Omit the pictures from the entries below and retype everything else exactly.
>>>
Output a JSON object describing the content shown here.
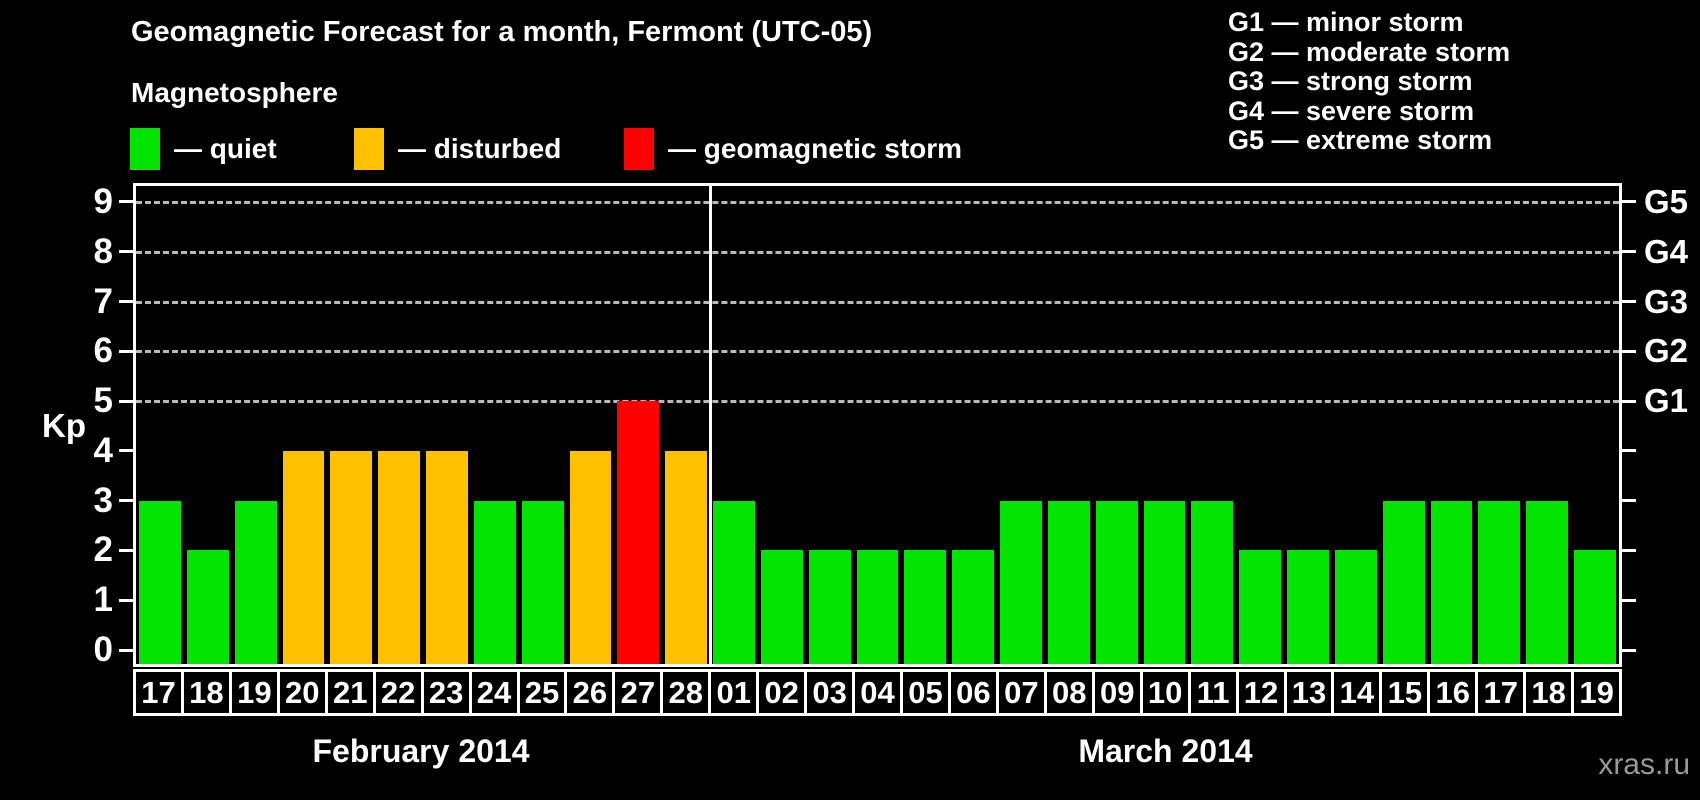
{
  "title": "Geomagnetic Forecast for a month, Fermont (UTC-05)",
  "subtitle": "Magnetosphere",
  "legend": {
    "items": [
      {
        "key": "quiet",
        "label": "— quiet"
      },
      {
        "key": "disturbed",
        "label": "— disturbed"
      },
      {
        "key": "storm",
        "label": "— geomagnetic storm"
      }
    ]
  },
  "g_legend": [
    "G1 — minor storm",
    "G2 — moderate storm",
    "G3 — strong storm",
    "G4 — severe storm",
    "G5 — extreme storm"
  ],
  "y_axis": {
    "label": "Kp",
    "ticks": [
      0,
      1,
      2,
      3,
      4,
      5,
      6,
      7,
      8,
      9
    ]
  },
  "right_axis": {
    "labels": {
      "5": "G1",
      "6": "G2",
      "7": "G3",
      "8": "G4",
      "9": "G5"
    }
  },
  "watermark": "xras.ru",
  "chart_data": {
    "type": "bar",
    "ylabel": "Kp",
    "ylim": [
      0,
      9
    ],
    "gridlines_at": [
      5,
      6,
      7,
      8,
      9
    ],
    "grid": "dashed",
    "states": {
      "quiet": "#00e400",
      "disturbed": "#ffc000",
      "storm": "#ff0000"
    },
    "months": [
      {
        "label": "February 2014",
        "days": [
          {
            "day": "17",
            "kp": 3,
            "state": "quiet"
          },
          {
            "day": "18",
            "kp": 2,
            "state": "quiet"
          },
          {
            "day": "19",
            "kp": 3,
            "state": "quiet"
          },
          {
            "day": "20",
            "kp": 4,
            "state": "disturbed"
          },
          {
            "day": "21",
            "kp": 4,
            "state": "disturbed"
          },
          {
            "day": "22",
            "kp": 4,
            "state": "disturbed"
          },
          {
            "day": "23",
            "kp": 4,
            "state": "disturbed"
          },
          {
            "day": "24",
            "kp": 3,
            "state": "quiet"
          },
          {
            "day": "25",
            "kp": 3,
            "state": "quiet"
          },
          {
            "day": "26",
            "kp": 4,
            "state": "disturbed"
          },
          {
            "day": "27",
            "kp": 5,
            "state": "storm"
          },
          {
            "day": "28",
            "kp": 4,
            "state": "disturbed"
          }
        ]
      },
      {
        "label": "March 2014",
        "days": [
          {
            "day": "01",
            "kp": 3,
            "state": "quiet"
          },
          {
            "day": "02",
            "kp": 2,
            "state": "quiet"
          },
          {
            "day": "03",
            "kp": 2,
            "state": "quiet"
          },
          {
            "day": "04",
            "kp": 2,
            "state": "quiet"
          },
          {
            "day": "05",
            "kp": 2,
            "state": "quiet"
          },
          {
            "day": "06",
            "kp": 2,
            "state": "quiet"
          },
          {
            "day": "07",
            "kp": 3,
            "state": "quiet"
          },
          {
            "day": "08",
            "kp": 3,
            "state": "quiet"
          },
          {
            "day": "09",
            "kp": 3,
            "state": "quiet"
          },
          {
            "day": "10",
            "kp": 3,
            "state": "quiet"
          },
          {
            "day": "11",
            "kp": 3,
            "state": "quiet"
          },
          {
            "day": "12",
            "kp": 2,
            "state": "quiet"
          },
          {
            "day": "13",
            "kp": 2,
            "state": "quiet"
          },
          {
            "day": "14",
            "kp": 2,
            "state": "quiet"
          },
          {
            "day": "15",
            "kp": 3,
            "state": "quiet"
          },
          {
            "day": "16",
            "kp": 3,
            "state": "quiet"
          },
          {
            "day": "17",
            "kp": 3,
            "state": "quiet"
          },
          {
            "day": "18",
            "kp": 3,
            "state": "quiet"
          },
          {
            "day": "19",
            "kp": 2,
            "state": "quiet"
          }
        ]
      }
    ]
  }
}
<<<
EXERCISE RESULT:
Output a JSON object describing the content shown here.
{
  "title": "Geomagnetic Forecast for a month, Fermont (UTC-05)",
  "subtitle": "Magnetosphere",
  "legend": {
    "items": [
      {
        "key": "quiet",
        "label": "— quiet"
      },
      {
        "key": "disturbed",
        "label": "— disturbed"
      },
      {
        "key": "storm",
        "label": "— geomagnetic storm"
      }
    ]
  },
  "g_legend": [
    "G1 — minor storm",
    "G2 — moderate storm",
    "G3 — strong storm",
    "G4 — severe storm",
    "G5 — extreme storm"
  ],
  "y_axis": {
    "label": "Kp",
    "ticks": [
      0,
      1,
      2,
      3,
      4,
      5,
      6,
      7,
      8,
      9
    ]
  },
  "right_axis": {
    "labels": {
      "5": "G1",
      "6": "G2",
      "7": "G3",
      "8": "G4",
      "9": "G5"
    }
  },
  "watermark": "xras.ru",
  "chart_data": {
    "type": "bar",
    "ylabel": "Kp",
    "ylim": [
      0,
      9
    ],
    "gridlines_at": [
      5,
      6,
      7,
      8,
      9
    ],
    "grid": "dashed",
    "states": {
      "quiet": "#00e400",
      "disturbed": "#ffc000",
      "storm": "#ff0000"
    },
    "months": [
      {
        "label": "February 2014",
        "days": [
          {
            "day": "17",
            "kp": 3,
            "state": "quiet"
          },
          {
            "day": "18",
            "kp": 2,
            "state": "quiet"
          },
          {
            "day": "19",
            "kp": 3,
            "state": "quiet"
          },
          {
            "day": "20",
            "kp": 4,
            "state": "disturbed"
          },
          {
            "day": "21",
            "kp": 4,
            "state": "disturbed"
          },
          {
            "day": "22",
            "kp": 4,
            "state": "disturbed"
          },
          {
            "day": "23",
            "kp": 4,
            "state": "disturbed"
          },
          {
            "day": "24",
            "kp": 3,
            "state": "quiet"
          },
          {
            "day": "25",
            "kp": 3,
            "state": "quiet"
          },
          {
            "day": "26",
            "kp": 4,
            "state": "disturbed"
          },
          {
            "day": "27",
            "kp": 5,
            "state": "storm"
          },
          {
            "day": "28",
            "kp": 4,
            "state": "disturbed"
          }
        ]
      },
      {
        "label": "March 2014",
        "days": [
          {
            "day": "01",
            "kp": 3,
            "state": "quiet"
          },
          {
            "day": "02",
            "kp": 2,
            "state": "quiet"
          },
          {
            "day": "03",
            "kp": 2,
            "state": "quiet"
          },
          {
            "day": "04",
            "kp": 2,
            "state": "quiet"
          },
          {
            "day": "05",
            "kp": 2,
            "state": "quiet"
          },
          {
            "day": "06",
            "kp": 2,
            "state": "quiet"
          },
          {
            "day": "07",
            "kp": 3,
            "state": "quiet"
          },
          {
            "day": "08",
            "kp": 3,
            "state": "quiet"
          },
          {
            "day": "09",
            "kp": 3,
            "state": "quiet"
          },
          {
            "day": "10",
            "kp": 3,
            "state": "quiet"
          },
          {
            "day": "11",
            "kp": 3,
            "state": "quiet"
          },
          {
            "day": "12",
            "kp": 2,
            "state": "quiet"
          },
          {
            "day": "13",
            "kp": 2,
            "state": "quiet"
          },
          {
            "day": "14",
            "kp": 2,
            "state": "quiet"
          },
          {
            "day": "15",
            "kp": 3,
            "state": "quiet"
          },
          {
            "day": "16",
            "kp": 3,
            "state": "quiet"
          },
          {
            "day": "17",
            "kp": 3,
            "state": "quiet"
          },
          {
            "day": "18",
            "kp": 3,
            "state": "quiet"
          },
          {
            "day": "19",
            "kp": 2,
            "state": "quiet"
          }
        ]
      }
    ]
  }
}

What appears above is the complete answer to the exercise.